### RECORDS PROVIDED ###
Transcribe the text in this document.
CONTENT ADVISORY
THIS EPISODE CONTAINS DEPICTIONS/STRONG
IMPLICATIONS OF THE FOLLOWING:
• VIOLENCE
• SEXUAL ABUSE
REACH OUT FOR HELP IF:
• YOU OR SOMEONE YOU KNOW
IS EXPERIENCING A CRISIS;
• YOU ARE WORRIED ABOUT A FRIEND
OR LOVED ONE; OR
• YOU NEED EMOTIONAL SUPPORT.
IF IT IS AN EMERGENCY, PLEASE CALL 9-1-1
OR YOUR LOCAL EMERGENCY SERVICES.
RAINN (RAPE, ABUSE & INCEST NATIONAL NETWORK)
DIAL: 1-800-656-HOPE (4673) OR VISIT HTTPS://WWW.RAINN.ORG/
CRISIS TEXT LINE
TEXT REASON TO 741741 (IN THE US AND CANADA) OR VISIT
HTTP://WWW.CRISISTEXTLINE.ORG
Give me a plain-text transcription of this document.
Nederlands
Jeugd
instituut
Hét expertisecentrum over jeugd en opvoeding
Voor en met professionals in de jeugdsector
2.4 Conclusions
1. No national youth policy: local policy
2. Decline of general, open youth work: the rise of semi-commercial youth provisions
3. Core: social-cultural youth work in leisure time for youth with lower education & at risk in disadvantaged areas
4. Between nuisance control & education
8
###
WHAT NEEDS TO BE DONE:
Repeat the listing exactly, from its first line to its last.

ANSWER TO THE PROBLEM:
Transcribe the text in this document.
CONTENT ADVISORY
THIS EPISODE CONTAINS DEPICTIONS/STRONG
IMPLICATIONS OF THE FOLLOWING:
• VIOLENCE
• SEXUAL ABUSE
REACH OUT FOR HELP IF:
• YOU OR SOMEONE YOU KNOW
IS EXPERIENCING A CRISIS;
• YOU ARE WORRIED ABOUT A FRIEND
OR LOVED ONE; OR
• YOU NEED EMOTIONAL SUPPORT.
IF IT IS AN EMERGENCY, PLEASE CALL 9-1-1
OR YOUR LOCAL EMERGENCY SERVICES.
RAINN (RAPE, ABUSE & INCEST NATIONAL NETWORK)
DIAL: 1-800-656-HOPE (4673) OR VISIT HTTPS://WWW.RAINN.ORG/
CRISIS TEXT LINE
TEXT REASON TO 741741 (IN THE US AND CANADA) OR VISIT
HTTP://WWW.CRISISTEXTLINE.ORG
Give me a plain-text transcription of this document.
Nederlands
Jeugd
instituut
Hét expertisecentrum over jeugd en opvoeding
Voor en met professionals in de jeugdsector
2.4 Conclusions
1. No national youth policy: local policy
2. Decline of general, open youth work: the rise of semi-commercial youth provisions
3. Core: social-cultural youth work in leisure time for youth with lower education & at risk in disadvantaged areas
4. Between nuisance control & education
8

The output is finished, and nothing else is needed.